GOAL:
Note each line of the listing that contains the string "name", and copy it.

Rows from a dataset
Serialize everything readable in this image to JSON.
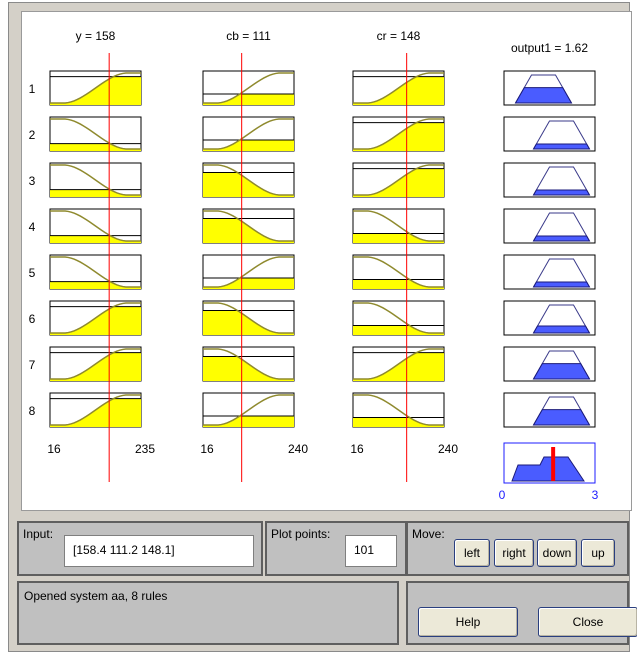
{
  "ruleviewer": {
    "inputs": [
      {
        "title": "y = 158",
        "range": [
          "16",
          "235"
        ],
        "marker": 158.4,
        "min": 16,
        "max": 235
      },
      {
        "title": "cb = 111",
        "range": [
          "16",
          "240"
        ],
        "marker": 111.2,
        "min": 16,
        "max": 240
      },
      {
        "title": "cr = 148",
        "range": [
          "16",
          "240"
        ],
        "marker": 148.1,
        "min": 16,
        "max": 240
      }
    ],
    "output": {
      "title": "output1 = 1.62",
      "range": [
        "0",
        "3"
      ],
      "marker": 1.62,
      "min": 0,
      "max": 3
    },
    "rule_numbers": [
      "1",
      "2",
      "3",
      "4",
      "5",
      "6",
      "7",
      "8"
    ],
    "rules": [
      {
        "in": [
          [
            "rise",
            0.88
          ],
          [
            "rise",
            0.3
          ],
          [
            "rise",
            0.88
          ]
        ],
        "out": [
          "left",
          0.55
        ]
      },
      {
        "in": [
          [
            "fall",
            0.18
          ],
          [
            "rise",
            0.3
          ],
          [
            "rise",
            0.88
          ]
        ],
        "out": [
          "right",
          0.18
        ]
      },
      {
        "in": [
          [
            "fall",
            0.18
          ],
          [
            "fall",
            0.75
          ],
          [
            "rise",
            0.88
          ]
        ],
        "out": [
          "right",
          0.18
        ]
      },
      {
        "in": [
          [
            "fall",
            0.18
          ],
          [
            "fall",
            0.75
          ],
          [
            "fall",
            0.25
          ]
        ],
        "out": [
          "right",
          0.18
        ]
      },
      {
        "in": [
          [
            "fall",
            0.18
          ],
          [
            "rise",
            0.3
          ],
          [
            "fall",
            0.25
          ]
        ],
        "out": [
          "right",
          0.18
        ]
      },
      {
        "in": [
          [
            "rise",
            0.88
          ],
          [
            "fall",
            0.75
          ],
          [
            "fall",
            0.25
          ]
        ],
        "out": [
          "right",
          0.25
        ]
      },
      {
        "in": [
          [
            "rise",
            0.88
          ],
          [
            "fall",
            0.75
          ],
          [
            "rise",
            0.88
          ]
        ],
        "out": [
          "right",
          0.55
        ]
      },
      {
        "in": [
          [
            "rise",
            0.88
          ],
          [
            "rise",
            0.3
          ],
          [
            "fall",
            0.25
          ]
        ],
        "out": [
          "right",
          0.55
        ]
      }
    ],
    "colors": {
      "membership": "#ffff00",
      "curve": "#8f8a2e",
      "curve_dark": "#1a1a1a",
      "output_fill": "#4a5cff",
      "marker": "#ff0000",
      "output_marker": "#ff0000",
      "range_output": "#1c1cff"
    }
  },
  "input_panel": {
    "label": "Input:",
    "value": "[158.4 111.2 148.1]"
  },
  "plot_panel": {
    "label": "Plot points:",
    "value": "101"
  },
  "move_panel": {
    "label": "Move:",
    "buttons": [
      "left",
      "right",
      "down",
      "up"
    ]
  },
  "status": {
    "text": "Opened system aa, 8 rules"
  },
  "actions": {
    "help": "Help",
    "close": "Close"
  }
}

--

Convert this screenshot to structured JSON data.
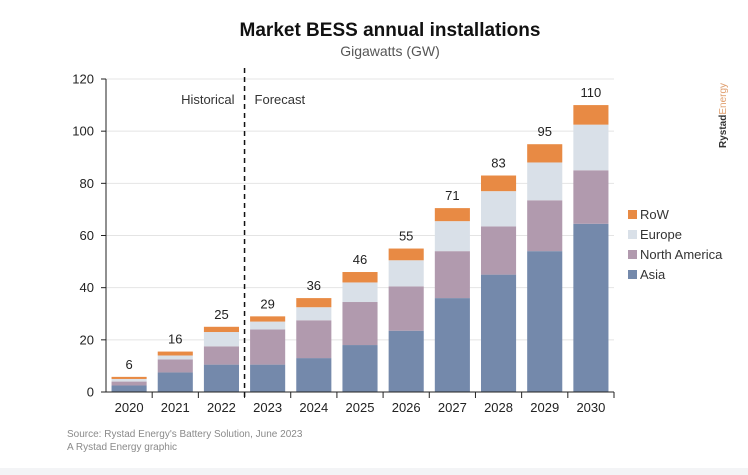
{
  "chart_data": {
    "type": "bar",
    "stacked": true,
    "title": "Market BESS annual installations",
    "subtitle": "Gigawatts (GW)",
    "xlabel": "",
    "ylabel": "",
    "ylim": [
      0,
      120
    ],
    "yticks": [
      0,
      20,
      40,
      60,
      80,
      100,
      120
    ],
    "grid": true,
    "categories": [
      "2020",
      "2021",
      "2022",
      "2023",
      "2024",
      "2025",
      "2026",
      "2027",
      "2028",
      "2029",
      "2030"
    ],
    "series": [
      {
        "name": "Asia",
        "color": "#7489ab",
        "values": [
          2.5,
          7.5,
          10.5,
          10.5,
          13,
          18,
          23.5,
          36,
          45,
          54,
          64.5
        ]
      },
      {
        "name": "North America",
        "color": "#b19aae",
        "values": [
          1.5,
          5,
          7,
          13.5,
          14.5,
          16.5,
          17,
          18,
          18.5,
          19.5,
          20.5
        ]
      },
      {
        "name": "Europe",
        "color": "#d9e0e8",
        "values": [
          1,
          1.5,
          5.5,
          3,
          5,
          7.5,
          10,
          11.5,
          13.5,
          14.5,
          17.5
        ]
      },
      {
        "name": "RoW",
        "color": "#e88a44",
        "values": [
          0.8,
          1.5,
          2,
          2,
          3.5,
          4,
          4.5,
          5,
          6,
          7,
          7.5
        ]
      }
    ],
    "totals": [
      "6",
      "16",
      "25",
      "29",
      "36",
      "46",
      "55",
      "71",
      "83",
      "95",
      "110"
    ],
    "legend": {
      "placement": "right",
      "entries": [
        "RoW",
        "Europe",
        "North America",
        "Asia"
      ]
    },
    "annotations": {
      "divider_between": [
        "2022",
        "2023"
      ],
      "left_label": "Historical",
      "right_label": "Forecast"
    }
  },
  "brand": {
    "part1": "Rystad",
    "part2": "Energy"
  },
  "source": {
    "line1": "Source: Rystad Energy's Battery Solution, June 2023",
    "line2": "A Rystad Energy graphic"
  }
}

CORRECT ANSWER:
        "name": "Asia",
        "name": "North America",
        "name": "Europe",
        "name": "RoW",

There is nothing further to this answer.